TASK BRIEF: Copy every entry exactly as given, minus the images.

(Structured figure records)
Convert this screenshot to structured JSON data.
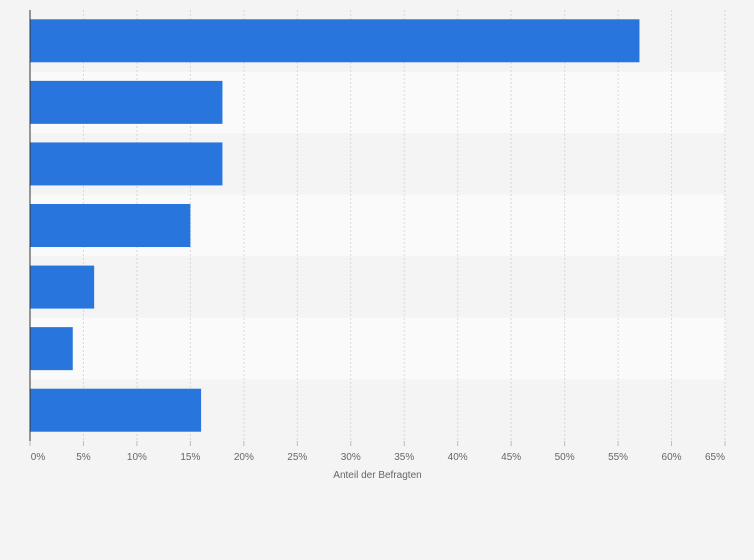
{
  "chart_data": {
    "type": "bar",
    "orientation": "horizontal",
    "categories": [
      "",
      "",
      "",
      "",
      "",
      "",
      ""
    ],
    "values": [
      57,
      18,
      18,
      15,
      6,
      4,
      16
    ],
    "xlabel": "Anteil der Befragten",
    "ylabel": "",
    "xlim": [
      0,
      65
    ],
    "x_ticks": [
      0,
      5,
      10,
      15,
      20,
      25,
      30,
      35,
      40,
      45,
      50,
      55,
      60,
      65
    ],
    "x_tick_labels": [
      "0%",
      "5%",
      "10%",
      "15%",
      "20%",
      "25%",
      "30%",
      "35%",
      "40%",
      "45%",
      "50%",
      "55%",
      "60%",
      "65%"
    ],
    "grid": true,
    "bar_color": "#2876dd",
    "band_colors": [
      "#f4f4f4",
      "#fafafa"
    ]
  }
}
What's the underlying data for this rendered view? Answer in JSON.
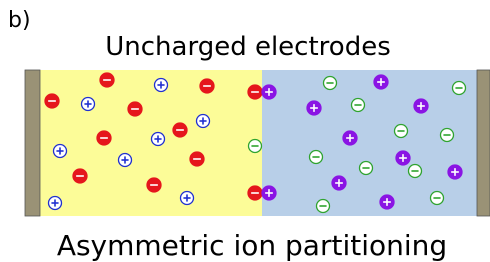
{
  "panel_label": "b)",
  "top_caption": "Uncharged electrodes",
  "bottom_caption": "Asymmetric ion partitioning"
}
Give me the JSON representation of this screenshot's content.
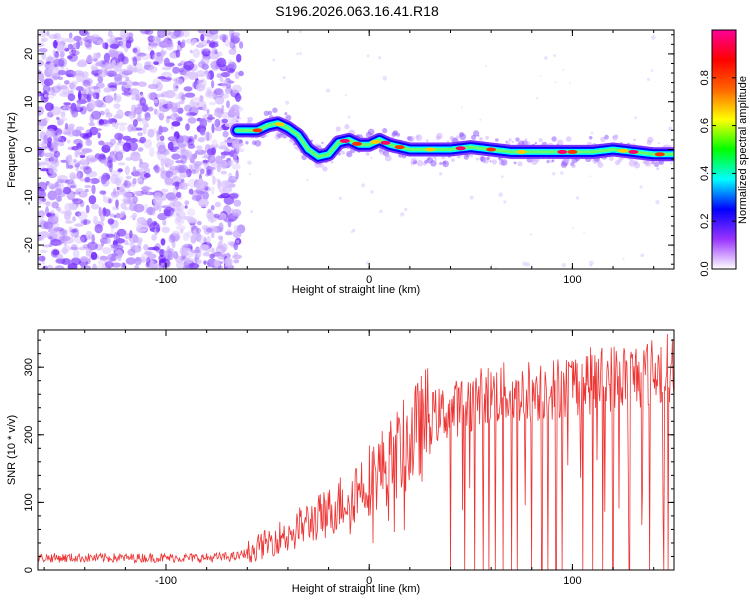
{
  "title": "S196.2026.063.16.41.R18",
  "chart_data": [
    {
      "type": "heatmap",
      "xlabel": "Height of straight line (km)",
      "ylabel": "Frequency (Hz)",
      "xlim": [
        -163,
        150
      ],
      "ylim": [
        -25,
        25
      ],
      "xticks": [
        -100,
        0,
        100
      ],
      "yticks": [
        -20,
        -10,
        0,
        10,
        20
      ],
      "noise_region_x": [
        -163,
        -65
      ],
      "signal_ridge": {
        "x": [
          -65,
          -60,
          -55,
          -50,
          -45,
          -40,
          -35,
          -30,
          -25,
          -20,
          -15,
          -10,
          -5,
          0,
          5,
          10,
          20,
          30,
          40,
          50,
          60,
          70,
          80,
          90,
          100,
          110,
          120,
          130,
          140,
          150
        ],
        "freq": [
          4,
          4,
          4,
          5,
          5.5,
          4.5,
          3,
          0,
          -1.5,
          -1,
          1.5,
          2,
          1,
          1,
          2,
          1,
          0,
          0,
          0,
          0.5,
          0,
          -0.5,
          -0.5,
          -0.5,
          -0.5,
          -0.5,
          0,
          -0.5,
          -1,
          -1
        ]
      },
      "colorbar": {
        "label": "Normalized spectral amplitude",
        "range": [
          0,
          1
        ],
        "ticks": [
          0.0,
          0.2,
          0.4,
          0.6,
          0.8
        ],
        "tick_labels": [
          "0.0",
          "0.2",
          "0.4",
          "0.6",
          "0.8"
        ],
        "colormap": [
          "#ffffff",
          "#9933ff",
          "#0000ff",
          "#00ffff",
          "#00ff00",
          "#ffff00",
          "#ff6600",
          "#ff0000",
          "#ff0099"
        ]
      }
    },
    {
      "type": "line",
      "xlabel": "Height of straight line (km)",
      "ylabel": "SNR (10 * v/v)",
      "xlim": [
        -163,
        150
      ],
      "ylim": [
        0,
        355
      ],
      "xticks": [
        -100,
        0,
        100
      ],
      "yticks": [
        0,
        100,
        200,
        300
      ],
      "color": "#ee3333",
      "trend": {
        "x": [
          -163,
          -120,
          -80,
          -65,
          -60,
          -50,
          -40,
          -30,
          -20,
          -10,
          0,
          10,
          20,
          30,
          40,
          50,
          60,
          70,
          80,
          90,
          100,
          110,
          120,
          130,
          140,
          150
        ],
        "y": [
          18,
          18,
          18,
          20,
          26,
          40,
          55,
          70,
          85,
          110,
          135,
          160,
          190,
          225,
          235,
          250,
          260,
          262,
          265,
          270,
          275,
          280,
          285,
          288,
          292,
          300
        ]
      },
      "dropouts_x": [
        40,
        47,
        52,
        56,
        59,
        62,
        66,
        70,
        73,
        80,
        85,
        88,
        92,
        95,
        105,
        110,
        115,
        120,
        128,
        138,
        145,
        147
      ]
    }
  ]
}
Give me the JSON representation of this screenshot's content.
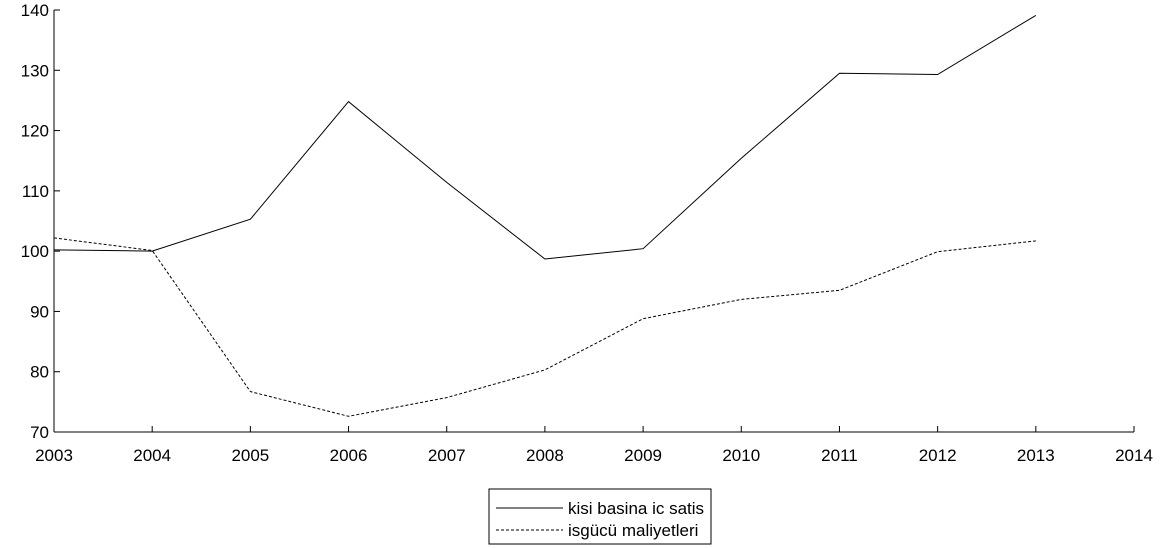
{
  "chart_data": {
    "type": "line",
    "title": "",
    "xlabel": "",
    "ylabel": "",
    "x": [
      2003,
      2004,
      2005,
      2006,
      2007,
      2008,
      2009,
      2010,
      2011,
      2012,
      2013
    ],
    "x_ticks": [
      "2003",
      "2004",
      "2005",
      "2006",
      "2007",
      "2008",
      "2009",
      "2010",
      "2011",
      "2012",
      "2013",
      "2014"
    ],
    "xlim": [
      2003,
      2014
    ],
    "y_ticks": [
      "70",
      "80",
      "90",
      "100",
      "110",
      "120",
      "130",
      "140"
    ],
    "ylim": [
      70,
      140
    ],
    "grid": false,
    "legend_position": "bottom-center",
    "series": [
      {
        "name": "kisi basina ic satis",
        "style": "solid",
        "color": "#000000",
        "values": [
          100.2,
          100.0,
          105.3,
          124.8,
          111.4,
          98.7,
          100.4,
          115.4,
          129.5,
          129.3,
          139.1
        ]
      },
      {
        "name": "isgücü maliyetleri",
        "style": "dashed",
        "color": "#000000",
        "values": [
          102.2,
          100.1,
          76.7,
          72.6,
          75.7,
          80.3,
          88.8,
          92.0,
          93.5,
          99.9,
          101.7
        ]
      }
    ]
  }
}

RESPONSE FOR THIS EXERCISE:
Convert this screenshot to structured JSON data.
{
  "chart_data": {
    "type": "bar",
    "orientation": "horizontal",
    "categories": [
      "",
      "",
      "",
      "",
      "",
      "",
      ""
    ],
    "values": [
      57,
      18,
      18,
      15,
      6,
      4,
      16
    ],
    "xlabel": "Anteil der Befragten",
    "ylabel": "",
    "xlim": [
      0,
      65
    ],
    "x_ticks": [
      0,
      5,
      10,
      15,
      20,
      25,
      30,
      35,
      40,
      45,
      50,
      55,
      60,
      65
    ],
    "x_tick_labels": [
      "0%",
      "5%",
      "10%",
      "15%",
      "20%",
      "25%",
      "30%",
      "35%",
      "40%",
      "45%",
      "50%",
      "55%",
      "60%",
      "65%"
    ],
    "grid": true,
    "bar_color": "#2876dd",
    "band_colors": [
      "#f4f4f4",
      "#fafafa"
    ]
  }
}
What's the underlying data for this rendered view? Answer in JSON.
{
  "panel_label": "b)",
  "top_caption": "Uncharged electrodes",
  "bottom_caption": "Asymmetric ion partitioning"
}
Give me the JSON representation of this screenshot's content.
{
  "title": "S196.2026.063.16.41.R18",
  "chart_data": [
    {
      "type": "heatmap",
      "xlabel": "Height of straight line (km)",
      "ylabel": "Frequency (Hz)",
      "xlim": [
        -163,
        150
      ],
      "ylim": [
        -25,
        25
      ],
      "xticks": [
        -100,
        0,
        100
      ],
      "yticks": [
        -20,
        -10,
        0,
        10,
        20
      ],
      "noise_region_x": [
        -163,
        -65
      ],
      "signal_ridge": {
        "x": [
          -65,
          -60,
          -55,
          -50,
          -45,
          -40,
          -35,
          -30,
          -25,
          -20,
          -15,
          -10,
          -5,
          0,
          5,
          10,
          20,
          30,
          40,
          50,
          60,
          70,
          80,
          90,
          100,
          110,
          120,
          130,
          140,
          150
        ],
        "freq": [
          4,
          4,
          4,
          5,
          5.5,
          4.5,
          3,
          0,
          -1.5,
          -1,
          1.5,
          2,
          1,
          1,
          2,
          1,
          0,
          0,
          0,
          0.5,
          0,
          -0.5,
          -0.5,
          -0.5,
          -0.5,
          -0.5,
          0,
          -0.5,
          -1,
          -1
        ]
      },
      "colorbar": {
        "label": "Normalized spectral amplitude",
        "range": [
          0,
          1
        ],
        "ticks": [
          0.0,
          0.2,
          0.4,
          0.6,
          0.8
        ],
        "tick_labels": [
          "0.0",
          "0.2",
          "0.4",
          "0.6",
          "0.8"
        ],
        "colormap": [
          "#ffffff",
          "#9933ff",
          "#0000ff",
          "#00ffff",
          "#00ff00",
          "#ffff00",
          "#ff6600",
          "#ff0000",
          "#ff0099"
        ]
      }
    },
    {
      "type": "line",
      "xlabel": "Height of straight line (km)",
      "ylabel": "SNR (10 * v/v)",
      "xlim": [
        -163,
        150
      ],
      "ylim": [
        0,
        355
      ],
      "xticks": [
        -100,
        0,
        100
      ],
      "yticks": [
        0,
        100,
        200,
        300
      ],
      "color": "#ee3333",
      "trend": {
        "x": [
          -163,
          -120,
          -80,
          -65,
          -60,
          -50,
          -40,
          -30,
          -20,
          -10,
          0,
          10,
          20,
          30,
          40,
          50,
          60,
          70,
          80,
          90,
          100,
          110,
          120,
          130,
          140,
          150
        ],
        "y": [
          18,
          18,
          18,
          20,
          26,
          40,
          55,
          70,
          85,
          110,
          135,
          160,
          190,
          225,
          235,
          250,
          260,
          262,
          265,
          270,
          275,
          280,
          285,
          288,
          292,
          300
        ]
      },
      "dropouts_x": [
        40,
        47,
        52,
        56,
        59,
        62,
        66,
        70,
        73,
        80,
        85,
        88,
        92,
        95,
        105,
        110,
        115,
        120,
        128,
        138,
        145,
        147
      ]
    }
  ]
}
Give me the JSON representation of this screenshot's content.
{
  "chart_data": {
    "type": "line",
    "title": "",
    "xlabel": "",
    "ylabel": "",
    "x": [
      2003,
      2004,
      2005,
      2006,
      2007,
      2008,
      2009,
      2010,
      2011,
      2012,
      2013
    ],
    "x_ticks": [
      "2003",
      "2004",
      "2005",
      "2006",
      "2007",
      "2008",
      "2009",
      "2010",
      "2011",
      "2012",
      "2013",
      "2014"
    ],
    "xlim": [
      2003,
      2014
    ],
    "y_ticks": [
      "70",
      "80",
      "90",
      "100",
      "110",
      "120",
      "130",
      "140"
    ],
    "ylim": [
      70,
      140
    ],
    "grid": false,
    "legend_position": "bottom-center",
    "series": [
      {
        "name": "kisi basina ic satis",
        "style": "solid",
        "color": "#000000",
        "values": [
          100.2,
          100.0,
          105.3,
          124.8,
          111.4,
          98.7,
          100.4,
          115.4,
          129.5,
          129.3,
          139.1
        ]
      },
      {
        "name": "isgücü maliyetleri",
        "style": "dashed",
        "color": "#000000",
        "values": [
          102.2,
          100.1,
          76.7,
          72.6,
          75.7,
          80.3,
          88.8,
          92.0,
          93.5,
          99.9,
          101.7
        ]
      }
    ]
  }
}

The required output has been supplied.